**Records provided**

* * *

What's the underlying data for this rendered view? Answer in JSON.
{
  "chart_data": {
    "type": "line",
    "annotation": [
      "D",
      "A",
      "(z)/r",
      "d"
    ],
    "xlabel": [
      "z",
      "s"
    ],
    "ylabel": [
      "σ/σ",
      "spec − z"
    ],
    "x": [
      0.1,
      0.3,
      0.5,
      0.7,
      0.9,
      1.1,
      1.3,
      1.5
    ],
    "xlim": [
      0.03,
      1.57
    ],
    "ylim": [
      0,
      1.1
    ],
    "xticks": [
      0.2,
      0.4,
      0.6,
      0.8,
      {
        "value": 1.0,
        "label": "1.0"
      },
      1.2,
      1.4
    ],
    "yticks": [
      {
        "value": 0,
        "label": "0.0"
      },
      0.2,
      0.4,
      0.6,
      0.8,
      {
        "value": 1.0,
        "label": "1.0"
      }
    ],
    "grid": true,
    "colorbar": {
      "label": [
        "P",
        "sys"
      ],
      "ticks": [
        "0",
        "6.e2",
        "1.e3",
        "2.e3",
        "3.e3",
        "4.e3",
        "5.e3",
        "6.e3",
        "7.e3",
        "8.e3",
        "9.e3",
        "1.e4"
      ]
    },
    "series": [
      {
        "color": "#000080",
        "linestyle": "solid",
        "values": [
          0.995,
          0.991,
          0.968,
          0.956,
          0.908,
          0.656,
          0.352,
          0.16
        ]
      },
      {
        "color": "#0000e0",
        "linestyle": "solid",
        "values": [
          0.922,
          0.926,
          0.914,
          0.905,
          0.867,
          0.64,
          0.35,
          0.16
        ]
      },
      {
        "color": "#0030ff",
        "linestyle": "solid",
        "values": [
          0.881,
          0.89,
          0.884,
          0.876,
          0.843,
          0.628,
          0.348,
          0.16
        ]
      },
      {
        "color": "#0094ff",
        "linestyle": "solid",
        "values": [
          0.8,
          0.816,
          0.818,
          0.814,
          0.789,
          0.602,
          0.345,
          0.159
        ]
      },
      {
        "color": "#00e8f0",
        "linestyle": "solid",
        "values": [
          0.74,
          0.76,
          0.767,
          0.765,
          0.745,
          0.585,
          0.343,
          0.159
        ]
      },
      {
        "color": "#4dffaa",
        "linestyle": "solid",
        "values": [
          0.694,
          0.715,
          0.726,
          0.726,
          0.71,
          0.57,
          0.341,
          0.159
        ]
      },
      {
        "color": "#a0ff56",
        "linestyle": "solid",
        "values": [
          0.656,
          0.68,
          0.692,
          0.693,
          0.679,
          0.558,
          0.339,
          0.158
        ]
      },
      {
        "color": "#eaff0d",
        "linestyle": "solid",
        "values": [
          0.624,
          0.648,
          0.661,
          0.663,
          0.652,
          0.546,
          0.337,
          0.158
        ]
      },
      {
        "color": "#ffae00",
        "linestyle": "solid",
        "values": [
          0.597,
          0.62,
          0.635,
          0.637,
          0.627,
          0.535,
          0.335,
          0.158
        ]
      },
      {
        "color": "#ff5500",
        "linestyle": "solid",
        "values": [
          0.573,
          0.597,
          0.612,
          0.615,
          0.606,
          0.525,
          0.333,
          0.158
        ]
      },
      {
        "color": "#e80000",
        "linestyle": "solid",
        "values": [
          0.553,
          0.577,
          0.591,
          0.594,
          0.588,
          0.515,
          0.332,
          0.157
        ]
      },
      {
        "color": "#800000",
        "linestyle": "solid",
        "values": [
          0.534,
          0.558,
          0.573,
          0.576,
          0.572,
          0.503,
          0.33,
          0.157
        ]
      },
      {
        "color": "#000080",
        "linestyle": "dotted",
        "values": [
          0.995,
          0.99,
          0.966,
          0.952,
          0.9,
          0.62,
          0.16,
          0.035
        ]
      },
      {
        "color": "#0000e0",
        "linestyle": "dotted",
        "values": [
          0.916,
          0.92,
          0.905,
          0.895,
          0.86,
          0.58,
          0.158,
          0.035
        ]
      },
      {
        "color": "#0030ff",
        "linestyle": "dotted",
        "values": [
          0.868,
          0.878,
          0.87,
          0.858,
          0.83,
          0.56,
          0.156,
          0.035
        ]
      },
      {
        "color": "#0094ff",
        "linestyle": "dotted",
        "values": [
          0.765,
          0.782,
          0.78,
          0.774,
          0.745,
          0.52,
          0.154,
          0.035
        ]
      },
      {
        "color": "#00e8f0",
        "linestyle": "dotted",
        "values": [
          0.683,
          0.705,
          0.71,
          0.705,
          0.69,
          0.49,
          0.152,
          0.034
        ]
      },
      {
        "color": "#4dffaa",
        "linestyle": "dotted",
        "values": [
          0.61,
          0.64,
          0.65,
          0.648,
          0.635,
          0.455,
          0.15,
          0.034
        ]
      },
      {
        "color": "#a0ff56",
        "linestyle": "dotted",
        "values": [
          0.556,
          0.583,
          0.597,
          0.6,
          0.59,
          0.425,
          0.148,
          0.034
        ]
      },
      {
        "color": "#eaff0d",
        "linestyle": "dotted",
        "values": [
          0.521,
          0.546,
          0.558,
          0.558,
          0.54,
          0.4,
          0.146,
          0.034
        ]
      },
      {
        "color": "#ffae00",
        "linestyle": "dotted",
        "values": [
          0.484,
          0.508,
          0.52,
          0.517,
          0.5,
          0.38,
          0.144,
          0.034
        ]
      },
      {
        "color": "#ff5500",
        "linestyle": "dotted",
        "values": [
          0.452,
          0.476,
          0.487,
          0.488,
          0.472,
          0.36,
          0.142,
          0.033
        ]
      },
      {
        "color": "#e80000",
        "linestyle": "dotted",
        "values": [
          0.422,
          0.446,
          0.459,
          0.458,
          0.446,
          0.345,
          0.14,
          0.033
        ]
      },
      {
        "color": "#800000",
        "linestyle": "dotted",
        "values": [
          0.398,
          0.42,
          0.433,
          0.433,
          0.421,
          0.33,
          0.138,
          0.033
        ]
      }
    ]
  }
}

* * *

**Set exercise**
Transcribe every entry word for word.

**Written response**
What's the underlying data for this rendered view? Answer in JSON.
{
  "chart_data": {
    "type": "line",
    "annotation": [
      "D",
      "A",
      "(z)/r",
      "d"
    ],
    "xlabel": [
      "z",
      "s"
    ],
    "ylabel": [
      "σ/σ",
      "spec − z"
    ],
    "x": [
      0.1,
      0.3,
      0.5,
      0.7,
      0.9,
      1.1,
      1.3,
      1.5
    ],
    "xlim": [
      0.03,
      1.57
    ],
    "ylim": [
      0,
      1.1
    ],
    "xticks": [
      0.2,
      0.4,
      0.6,
      0.8,
      {
        "value": 1.0,
        "label": "1.0"
      },
      1.2,
      1.4
    ],
    "yticks": [
      {
        "value": 0,
        "label": "0.0"
      },
      0.2,
      0.4,
      0.6,
      0.8,
      {
        "value": 1.0,
        "label": "1.0"
      }
    ],
    "grid": true,
    "colorbar": {
      "label": [
        "P",
        "sys"
      ],
      "ticks": [
        "0",
        "6.e2",
        "1.e3",
        "2.e3",
        "3.e3",
        "4.e3",
        "5.e3",
        "6.e3",
        "7.e3",
        "8.e3",
        "9.e3",
        "1.e4"
      ]
    },
    "series": [
      {
        "color": "#000080",
        "linestyle": "solid",
        "values": [
          0.995,
          0.991,
          0.968,
          0.956,
          0.908,
          0.656,
          0.352,
          0.16
        ]
      },
      {
        "color": "#0000e0",
        "linestyle": "solid",
        "values": [
          0.922,
          0.926,
          0.914,
          0.905,
          0.867,
          0.64,
          0.35,
          0.16
        ]
      },
      {
        "color": "#0030ff",
        "linestyle": "solid",
        "values": [
          0.881,
          0.89,
          0.884,
          0.876,
          0.843,
          0.628,
          0.348,
          0.16
        ]
      },
      {
        "color": "#0094ff",
        "linestyle": "solid",
        "values": [
          0.8,
          0.816,
          0.818,
          0.814,
          0.789,
          0.602,
          0.345,
          0.159
        ]
      },
      {
        "color": "#00e8f0",
        "linestyle": "solid",
        "values": [
          0.74,
          0.76,
          0.767,
          0.765,
          0.745,
          0.585,
          0.343,
          0.159
        ]
      },
      {
        "color": "#4dffaa",
        "linestyle": "solid",
        "values": [
          0.694,
          0.715,
          0.726,
          0.726,
          0.71,
          0.57,
          0.341,
          0.159
        ]
      },
      {
        "color": "#a0ff56",
        "linestyle": "solid",
        "values": [
          0.656,
          0.68,
          0.692,
          0.693,
          0.679,
          0.558,
          0.339,
          0.158
        ]
      },
      {
        "color": "#eaff0d",
        "linestyle": "solid",
        "values": [
          0.624,
          0.648,
          0.661,
          0.663,
          0.652,
          0.546,
          0.337,
          0.158
        ]
      },
      {
        "color": "#ffae00",
        "linestyle": "solid",
        "values": [
          0.597,
          0.62,
          0.635,
          0.637,
          0.627,
          0.535,
          0.335,
          0.158
        ]
      },
      {
        "color": "#ff5500",
        "linestyle": "solid",
        "values": [
          0.573,
          0.597,
          0.612,
          0.615,
          0.606,
          0.525,
          0.333,
          0.158
        ]
      },
      {
        "color": "#e80000",
        "linestyle": "solid",
        "values": [
          0.553,
          0.577,
          0.591,
          0.594,
          0.588,
          0.515,
          0.332,
          0.157
        ]
      },
      {
        "color": "#800000",
        "linestyle": "solid",
        "values": [
          0.534,
          0.558,
          0.573,
          0.576,
          0.572,
          0.503,
          0.33,
          0.157
        ]
      },
      {
        "color": "#000080",
        "linestyle": "dotted",
        "values": [
          0.995,
          0.99,
          0.966,
          0.952,
          0.9,
          0.62,
          0.16,
          0.035
        ]
      },
      {
        "color": "#0000e0",
        "linestyle": "dotted",
        "values": [
          0.916,
          0.92,
          0.905,
          0.895,
          0.86,
          0.58,
          0.158,
          0.035
        ]
      },
      {
        "color": "#0030ff",
        "linestyle": "dotted",
        "values": [
          0.868,
          0.878,
          0.87,
          0.858,
          0.83,
          0.56,
          0.156,
          0.035
        ]
      },
      {
        "color": "#0094ff",
        "linestyle": "dotted",
        "values": [
          0.765,
          0.782,
          0.78,
          0.774,
          0.745,
          0.52,
          0.154,
          0.035
        ]
      },
      {
        "color": "#00e8f0",
        "linestyle": "dotted",
        "values": [
          0.683,
          0.705,
          0.71,
          0.705,
          0.69,
          0.49,
          0.152,
          0.034
        ]
      },
      {
        "color": "#4dffaa",
        "linestyle": "dotted",
        "values": [
          0.61,
          0.64,
          0.65,
          0.648,
          0.635,
          0.455,
          0.15,
          0.034
        ]
      },
      {
        "color": "#a0ff56",
        "linestyle": "dotted",
        "values": [
          0.556,
          0.583,
          0.597,
          0.6,
          0.59,
          0.425,
          0.148,
          0.034
        ]
      },
      {
        "color": "#eaff0d",
        "linestyle": "dotted",
        "values": [
          0.521,
          0.546,
          0.558,
          0.558,
          0.54,
          0.4,
          0.146,
          0.034
        ]
      },
      {
        "color": "#ffae00",
        "linestyle": "dotted",
        "values": [
          0.484,
          0.508,
          0.52,
          0.517,
          0.5,
          0.38,
          0.144,
          0.034
        ]
      },
      {
        "color": "#ff5500",
        "linestyle": "dotted",
        "values": [
          0.452,
          0.476,
          0.487,
          0.488,
          0.472,
          0.36,
          0.142,
          0.033
        ]
      },
      {
        "color": "#e80000",
        "linestyle": "dotted",
        "values": [
          0.422,
          0.446,
          0.459,
          0.458,
          0.446,
          0.345,
          0.14,
          0.033
        ]
      },
      {
        "color": "#800000",
        "linestyle": "dotted",
        "values": [
          0.398,
          0.42,
          0.433,
          0.433,
          0.421,
          0.33,
          0.138,
          0.033
        ]
      }
    ]
  }
}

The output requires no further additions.